Required task
Return each line that holds the word "Tunneling".

(Dataset excerpt)
╔══
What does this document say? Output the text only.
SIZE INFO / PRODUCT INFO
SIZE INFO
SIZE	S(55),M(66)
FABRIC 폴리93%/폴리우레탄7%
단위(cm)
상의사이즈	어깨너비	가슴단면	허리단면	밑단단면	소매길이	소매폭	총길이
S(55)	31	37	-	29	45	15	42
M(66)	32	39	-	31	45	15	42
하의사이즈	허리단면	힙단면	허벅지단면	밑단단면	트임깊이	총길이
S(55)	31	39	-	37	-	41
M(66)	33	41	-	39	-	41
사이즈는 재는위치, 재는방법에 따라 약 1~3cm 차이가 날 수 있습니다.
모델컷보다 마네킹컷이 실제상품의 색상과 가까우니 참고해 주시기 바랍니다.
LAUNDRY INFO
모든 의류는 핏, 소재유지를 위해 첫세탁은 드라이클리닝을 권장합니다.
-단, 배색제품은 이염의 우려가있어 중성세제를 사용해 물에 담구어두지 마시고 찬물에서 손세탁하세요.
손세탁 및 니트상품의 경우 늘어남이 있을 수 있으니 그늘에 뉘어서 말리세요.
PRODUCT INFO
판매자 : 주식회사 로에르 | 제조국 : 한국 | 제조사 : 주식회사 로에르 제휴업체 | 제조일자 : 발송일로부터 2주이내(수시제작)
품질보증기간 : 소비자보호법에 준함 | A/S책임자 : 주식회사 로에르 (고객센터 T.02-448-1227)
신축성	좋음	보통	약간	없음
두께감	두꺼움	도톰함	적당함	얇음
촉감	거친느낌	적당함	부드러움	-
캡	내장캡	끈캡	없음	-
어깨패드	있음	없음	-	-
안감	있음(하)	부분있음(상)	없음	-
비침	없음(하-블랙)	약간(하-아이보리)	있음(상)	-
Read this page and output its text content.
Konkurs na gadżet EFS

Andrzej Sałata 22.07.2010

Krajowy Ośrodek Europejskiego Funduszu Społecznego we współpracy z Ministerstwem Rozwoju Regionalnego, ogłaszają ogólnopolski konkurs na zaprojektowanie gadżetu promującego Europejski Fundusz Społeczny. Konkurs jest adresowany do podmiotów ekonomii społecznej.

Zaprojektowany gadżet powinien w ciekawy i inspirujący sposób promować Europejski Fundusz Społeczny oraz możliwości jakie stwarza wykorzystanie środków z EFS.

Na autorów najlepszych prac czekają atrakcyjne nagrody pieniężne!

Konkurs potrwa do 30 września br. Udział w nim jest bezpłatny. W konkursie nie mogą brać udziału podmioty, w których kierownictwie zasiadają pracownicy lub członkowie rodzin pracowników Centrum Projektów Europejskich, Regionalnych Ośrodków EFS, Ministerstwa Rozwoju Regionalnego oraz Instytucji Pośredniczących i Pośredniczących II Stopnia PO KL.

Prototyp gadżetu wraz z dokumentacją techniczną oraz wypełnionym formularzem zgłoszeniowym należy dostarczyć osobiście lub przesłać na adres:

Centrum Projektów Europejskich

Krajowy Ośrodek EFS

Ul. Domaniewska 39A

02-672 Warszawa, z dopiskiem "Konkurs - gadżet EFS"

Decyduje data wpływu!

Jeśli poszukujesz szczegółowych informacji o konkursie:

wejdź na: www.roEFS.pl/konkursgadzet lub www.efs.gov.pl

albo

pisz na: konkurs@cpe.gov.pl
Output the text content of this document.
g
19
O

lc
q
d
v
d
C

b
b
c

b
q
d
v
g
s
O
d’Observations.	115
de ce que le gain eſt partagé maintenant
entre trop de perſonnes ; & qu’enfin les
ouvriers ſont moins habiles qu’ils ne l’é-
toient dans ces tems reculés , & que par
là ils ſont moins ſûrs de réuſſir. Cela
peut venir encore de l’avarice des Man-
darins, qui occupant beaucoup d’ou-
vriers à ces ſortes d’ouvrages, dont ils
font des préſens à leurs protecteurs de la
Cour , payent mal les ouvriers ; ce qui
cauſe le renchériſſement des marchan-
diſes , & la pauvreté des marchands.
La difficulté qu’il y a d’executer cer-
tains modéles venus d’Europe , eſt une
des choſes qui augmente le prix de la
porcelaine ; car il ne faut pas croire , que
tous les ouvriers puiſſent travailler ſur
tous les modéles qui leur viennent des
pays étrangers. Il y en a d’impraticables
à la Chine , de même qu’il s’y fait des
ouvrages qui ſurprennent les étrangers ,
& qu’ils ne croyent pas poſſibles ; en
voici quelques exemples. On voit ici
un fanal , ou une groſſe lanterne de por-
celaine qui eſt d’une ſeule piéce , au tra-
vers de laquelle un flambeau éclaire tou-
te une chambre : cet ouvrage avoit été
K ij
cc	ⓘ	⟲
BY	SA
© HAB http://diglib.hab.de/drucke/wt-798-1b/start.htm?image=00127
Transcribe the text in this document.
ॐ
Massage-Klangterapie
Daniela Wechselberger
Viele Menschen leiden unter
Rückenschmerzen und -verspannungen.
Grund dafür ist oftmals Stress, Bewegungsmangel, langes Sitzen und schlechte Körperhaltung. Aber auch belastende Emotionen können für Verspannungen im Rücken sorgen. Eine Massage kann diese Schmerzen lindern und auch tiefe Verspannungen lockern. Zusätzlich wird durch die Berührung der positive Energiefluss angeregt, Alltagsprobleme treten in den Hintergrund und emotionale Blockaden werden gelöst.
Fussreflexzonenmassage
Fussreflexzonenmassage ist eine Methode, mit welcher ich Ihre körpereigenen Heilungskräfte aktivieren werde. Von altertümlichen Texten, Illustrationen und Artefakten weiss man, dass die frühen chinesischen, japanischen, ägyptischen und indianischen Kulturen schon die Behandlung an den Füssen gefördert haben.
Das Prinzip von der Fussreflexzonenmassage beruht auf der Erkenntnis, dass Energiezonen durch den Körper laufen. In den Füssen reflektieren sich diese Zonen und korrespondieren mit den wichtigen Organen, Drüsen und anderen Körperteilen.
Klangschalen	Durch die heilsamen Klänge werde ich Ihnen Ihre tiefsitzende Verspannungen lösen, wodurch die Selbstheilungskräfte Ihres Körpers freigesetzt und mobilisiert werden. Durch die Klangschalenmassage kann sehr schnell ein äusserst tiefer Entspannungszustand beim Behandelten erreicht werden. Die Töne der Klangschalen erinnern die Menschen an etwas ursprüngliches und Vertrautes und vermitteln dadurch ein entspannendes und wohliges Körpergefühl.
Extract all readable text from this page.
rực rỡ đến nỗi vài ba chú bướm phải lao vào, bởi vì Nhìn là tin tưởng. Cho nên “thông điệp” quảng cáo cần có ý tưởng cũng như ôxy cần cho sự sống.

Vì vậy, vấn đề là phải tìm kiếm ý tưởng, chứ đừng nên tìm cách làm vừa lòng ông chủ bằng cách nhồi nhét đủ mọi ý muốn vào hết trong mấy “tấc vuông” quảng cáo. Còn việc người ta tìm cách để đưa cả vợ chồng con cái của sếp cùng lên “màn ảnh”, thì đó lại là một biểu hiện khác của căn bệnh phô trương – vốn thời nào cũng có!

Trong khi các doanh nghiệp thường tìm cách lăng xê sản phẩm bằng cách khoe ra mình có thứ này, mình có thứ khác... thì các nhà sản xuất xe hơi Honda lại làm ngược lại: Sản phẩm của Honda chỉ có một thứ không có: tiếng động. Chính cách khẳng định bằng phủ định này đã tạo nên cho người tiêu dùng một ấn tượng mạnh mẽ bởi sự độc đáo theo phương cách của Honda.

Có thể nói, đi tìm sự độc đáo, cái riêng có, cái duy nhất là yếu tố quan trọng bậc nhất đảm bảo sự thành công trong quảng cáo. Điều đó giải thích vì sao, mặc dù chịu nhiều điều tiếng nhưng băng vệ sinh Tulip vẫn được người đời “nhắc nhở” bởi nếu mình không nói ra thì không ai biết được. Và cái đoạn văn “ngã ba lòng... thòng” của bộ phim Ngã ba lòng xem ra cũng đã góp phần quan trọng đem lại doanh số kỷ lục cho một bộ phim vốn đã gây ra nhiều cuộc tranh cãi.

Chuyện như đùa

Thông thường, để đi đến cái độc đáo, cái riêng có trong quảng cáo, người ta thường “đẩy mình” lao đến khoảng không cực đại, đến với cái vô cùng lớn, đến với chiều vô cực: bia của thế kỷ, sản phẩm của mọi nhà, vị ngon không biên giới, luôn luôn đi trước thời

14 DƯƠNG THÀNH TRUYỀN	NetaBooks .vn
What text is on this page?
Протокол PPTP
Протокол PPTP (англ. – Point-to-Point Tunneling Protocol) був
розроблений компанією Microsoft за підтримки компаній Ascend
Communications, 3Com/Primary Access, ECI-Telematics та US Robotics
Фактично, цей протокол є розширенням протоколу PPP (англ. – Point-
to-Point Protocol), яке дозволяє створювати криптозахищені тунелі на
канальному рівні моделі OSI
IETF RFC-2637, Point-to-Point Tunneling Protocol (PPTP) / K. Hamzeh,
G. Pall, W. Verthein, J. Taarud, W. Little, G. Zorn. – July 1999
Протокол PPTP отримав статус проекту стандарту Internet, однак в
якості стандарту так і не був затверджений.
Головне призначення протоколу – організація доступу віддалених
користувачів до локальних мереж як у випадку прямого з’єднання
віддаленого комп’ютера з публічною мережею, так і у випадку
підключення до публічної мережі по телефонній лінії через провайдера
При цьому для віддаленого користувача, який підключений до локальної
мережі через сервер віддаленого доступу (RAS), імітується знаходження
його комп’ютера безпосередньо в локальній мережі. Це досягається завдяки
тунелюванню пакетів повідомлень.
╚══
Reply
Протокол PPTP (англ. – Point-to-Point Tunneling Protocol) був
IETF RFC-2637, Point-to-Point Tunneling Protocol (PPTP) / K. Hamzeh,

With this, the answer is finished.